### [WHAT YOU SHOULD DO]
Reproduce the line that holds "Extract the structured" together with all the lines after it up to the end of the entries.

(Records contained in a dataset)

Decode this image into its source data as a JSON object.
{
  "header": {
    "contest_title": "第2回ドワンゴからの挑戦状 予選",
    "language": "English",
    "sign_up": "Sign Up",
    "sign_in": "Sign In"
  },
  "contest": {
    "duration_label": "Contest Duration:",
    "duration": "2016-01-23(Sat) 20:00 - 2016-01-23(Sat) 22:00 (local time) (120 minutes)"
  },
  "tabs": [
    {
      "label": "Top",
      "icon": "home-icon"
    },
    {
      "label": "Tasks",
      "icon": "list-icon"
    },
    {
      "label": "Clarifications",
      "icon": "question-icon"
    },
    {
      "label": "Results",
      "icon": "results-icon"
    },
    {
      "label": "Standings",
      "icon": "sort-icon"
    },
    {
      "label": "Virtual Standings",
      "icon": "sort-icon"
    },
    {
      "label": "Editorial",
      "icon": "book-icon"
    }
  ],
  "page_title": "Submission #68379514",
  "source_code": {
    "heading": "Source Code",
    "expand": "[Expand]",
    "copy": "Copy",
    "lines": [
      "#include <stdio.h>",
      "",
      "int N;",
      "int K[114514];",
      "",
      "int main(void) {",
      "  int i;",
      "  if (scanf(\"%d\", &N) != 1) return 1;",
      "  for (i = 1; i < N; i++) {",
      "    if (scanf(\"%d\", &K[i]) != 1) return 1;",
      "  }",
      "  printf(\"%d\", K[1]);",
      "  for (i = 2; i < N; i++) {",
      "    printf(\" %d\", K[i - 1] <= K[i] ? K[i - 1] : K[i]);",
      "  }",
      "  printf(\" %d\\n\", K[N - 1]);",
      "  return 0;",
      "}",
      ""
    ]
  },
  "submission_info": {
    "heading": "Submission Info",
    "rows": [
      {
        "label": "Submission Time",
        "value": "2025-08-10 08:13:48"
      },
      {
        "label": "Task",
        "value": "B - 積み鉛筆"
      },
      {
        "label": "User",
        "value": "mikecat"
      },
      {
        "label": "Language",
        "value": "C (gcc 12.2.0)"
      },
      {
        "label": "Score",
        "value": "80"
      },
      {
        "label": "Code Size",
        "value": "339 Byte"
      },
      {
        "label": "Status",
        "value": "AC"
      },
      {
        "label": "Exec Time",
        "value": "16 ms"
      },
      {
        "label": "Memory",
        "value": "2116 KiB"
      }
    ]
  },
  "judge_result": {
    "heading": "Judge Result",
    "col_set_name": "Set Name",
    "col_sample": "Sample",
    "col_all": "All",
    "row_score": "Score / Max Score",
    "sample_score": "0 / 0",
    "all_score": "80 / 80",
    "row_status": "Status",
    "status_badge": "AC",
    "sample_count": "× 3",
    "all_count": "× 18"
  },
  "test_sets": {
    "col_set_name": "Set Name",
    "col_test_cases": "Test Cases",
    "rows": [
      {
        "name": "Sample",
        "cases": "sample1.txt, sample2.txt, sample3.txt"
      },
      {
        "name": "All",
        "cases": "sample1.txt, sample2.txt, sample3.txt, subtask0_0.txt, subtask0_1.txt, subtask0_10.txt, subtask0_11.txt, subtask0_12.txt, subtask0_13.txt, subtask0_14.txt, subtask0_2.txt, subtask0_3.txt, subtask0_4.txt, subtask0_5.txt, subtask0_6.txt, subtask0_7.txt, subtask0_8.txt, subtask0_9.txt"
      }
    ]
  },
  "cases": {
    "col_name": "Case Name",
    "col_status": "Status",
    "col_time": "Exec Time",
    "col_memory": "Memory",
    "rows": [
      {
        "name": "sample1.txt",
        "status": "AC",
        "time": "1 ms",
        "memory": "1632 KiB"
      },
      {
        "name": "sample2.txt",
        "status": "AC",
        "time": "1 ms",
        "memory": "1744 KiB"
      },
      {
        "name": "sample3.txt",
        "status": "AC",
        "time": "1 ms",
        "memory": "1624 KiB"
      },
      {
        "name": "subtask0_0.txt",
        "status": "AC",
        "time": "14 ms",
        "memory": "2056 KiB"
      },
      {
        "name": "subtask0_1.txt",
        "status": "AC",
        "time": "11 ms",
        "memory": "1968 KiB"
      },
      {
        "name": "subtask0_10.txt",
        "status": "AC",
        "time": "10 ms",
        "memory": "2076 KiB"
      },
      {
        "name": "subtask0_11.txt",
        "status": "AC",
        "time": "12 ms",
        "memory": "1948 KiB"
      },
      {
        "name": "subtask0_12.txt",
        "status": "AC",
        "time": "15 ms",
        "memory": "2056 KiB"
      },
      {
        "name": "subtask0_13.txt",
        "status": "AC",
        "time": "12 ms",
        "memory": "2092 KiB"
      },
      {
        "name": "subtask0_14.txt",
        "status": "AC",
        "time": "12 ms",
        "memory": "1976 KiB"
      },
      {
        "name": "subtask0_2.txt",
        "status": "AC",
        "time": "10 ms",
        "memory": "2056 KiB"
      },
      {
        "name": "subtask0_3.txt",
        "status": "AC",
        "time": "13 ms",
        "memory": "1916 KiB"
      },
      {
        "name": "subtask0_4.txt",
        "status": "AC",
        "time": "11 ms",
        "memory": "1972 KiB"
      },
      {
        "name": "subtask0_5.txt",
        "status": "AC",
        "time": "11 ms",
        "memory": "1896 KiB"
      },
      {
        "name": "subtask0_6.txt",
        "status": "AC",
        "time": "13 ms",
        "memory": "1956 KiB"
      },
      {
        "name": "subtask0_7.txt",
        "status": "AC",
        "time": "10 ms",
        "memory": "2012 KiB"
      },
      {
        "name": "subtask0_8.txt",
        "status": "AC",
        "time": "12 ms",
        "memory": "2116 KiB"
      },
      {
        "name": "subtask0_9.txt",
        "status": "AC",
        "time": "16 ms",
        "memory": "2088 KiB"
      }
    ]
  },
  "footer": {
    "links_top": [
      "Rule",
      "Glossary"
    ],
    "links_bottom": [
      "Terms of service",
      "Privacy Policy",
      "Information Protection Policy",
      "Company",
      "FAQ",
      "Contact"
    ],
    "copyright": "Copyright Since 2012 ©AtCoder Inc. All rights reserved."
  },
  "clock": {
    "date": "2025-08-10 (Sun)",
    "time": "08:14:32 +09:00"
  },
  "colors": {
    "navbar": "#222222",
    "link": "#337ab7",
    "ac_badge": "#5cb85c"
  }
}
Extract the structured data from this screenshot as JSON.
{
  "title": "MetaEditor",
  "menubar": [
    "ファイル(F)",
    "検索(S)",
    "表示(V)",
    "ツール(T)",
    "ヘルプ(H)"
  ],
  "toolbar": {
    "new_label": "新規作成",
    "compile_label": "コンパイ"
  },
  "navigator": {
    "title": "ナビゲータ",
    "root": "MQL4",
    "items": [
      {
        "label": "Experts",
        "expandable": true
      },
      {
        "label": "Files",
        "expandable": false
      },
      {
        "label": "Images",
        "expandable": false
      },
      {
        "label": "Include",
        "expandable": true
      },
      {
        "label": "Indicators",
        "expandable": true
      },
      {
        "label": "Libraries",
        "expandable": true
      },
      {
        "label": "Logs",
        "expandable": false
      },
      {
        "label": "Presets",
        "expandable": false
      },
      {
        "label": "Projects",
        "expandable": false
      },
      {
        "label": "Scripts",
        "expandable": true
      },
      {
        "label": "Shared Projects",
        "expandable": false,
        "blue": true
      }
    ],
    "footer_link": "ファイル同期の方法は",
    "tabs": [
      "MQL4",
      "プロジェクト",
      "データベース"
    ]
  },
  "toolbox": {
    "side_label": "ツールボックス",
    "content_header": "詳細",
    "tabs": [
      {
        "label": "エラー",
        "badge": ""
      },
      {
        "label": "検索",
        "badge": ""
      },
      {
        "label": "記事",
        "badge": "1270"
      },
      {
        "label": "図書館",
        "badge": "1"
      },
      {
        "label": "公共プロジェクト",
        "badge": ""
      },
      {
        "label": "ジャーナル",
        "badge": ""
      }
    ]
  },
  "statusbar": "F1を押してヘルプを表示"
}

### [TASK RESULT]
Extract the structured data from this screenshot as JSON.
{
  "title": "MetaEditor",
  "menubar": [
    "ファイル(F)",
    "検索(S)",
    "表示(V)",
    "ツール(T)",
    "ヘルプ(H)"
  ],
  "toolbar": {
    "new_label": "新規作成",
    "compile_label": "コンパイ"
  },
  "navigator": {
    "title": "ナビゲータ",
    "root": "MQL4",
    "items": [
      {
        "label": "Experts",
        "expandable": true
      },
      {
        "label": "Files",
        "expandable": false
      },
      {
        "label": "Images",
        "expandable": false
      },
      {
        "label": "Include",
        "expandable": true
      },
      {
        "label": "Indicators",
        "expandable": true
      },
      {
        "label": "Libraries",
        "expandable": true
      },
      {
        "label": "Logs",
        "expandable": false
      },
      {
        "label": "Presets",
        "expandable": false
      },
      {
        "label": "Projects",
        "expandable": false
      },
      {
        "label": "Scripts",
        "expandable": true
      },
      {
        "label": "Shared Projects",
        "expandable": false,
        "blue": true
      }
    ],
    "footer_link": "ファイル同期の方法は",
    "tabs": [
      "MQL4",
      "プロジェクト",
      "データベース"
    ]
  },
  "toolbox": {
    "side_label": "ツールボックス",
    "content_header": "詳細",
    "tabs": [
      {
        "label": "エラー",
        "badge": ""
      },
      {
        "label": "検索",
        "badge": ""
      },
      {
        "label": "記事",
        "badge": "1270"
      },
      {
        "label": "図書館",
        "badge": "1"
      },
      {
        "label": "公共プロジェクト",
        "badge": ""
      },
      {
        "label": "ジャーナル",
        "badge": ""
      }
    ]
  },
  "statusbar": "F1を押してヘルプを表示"
}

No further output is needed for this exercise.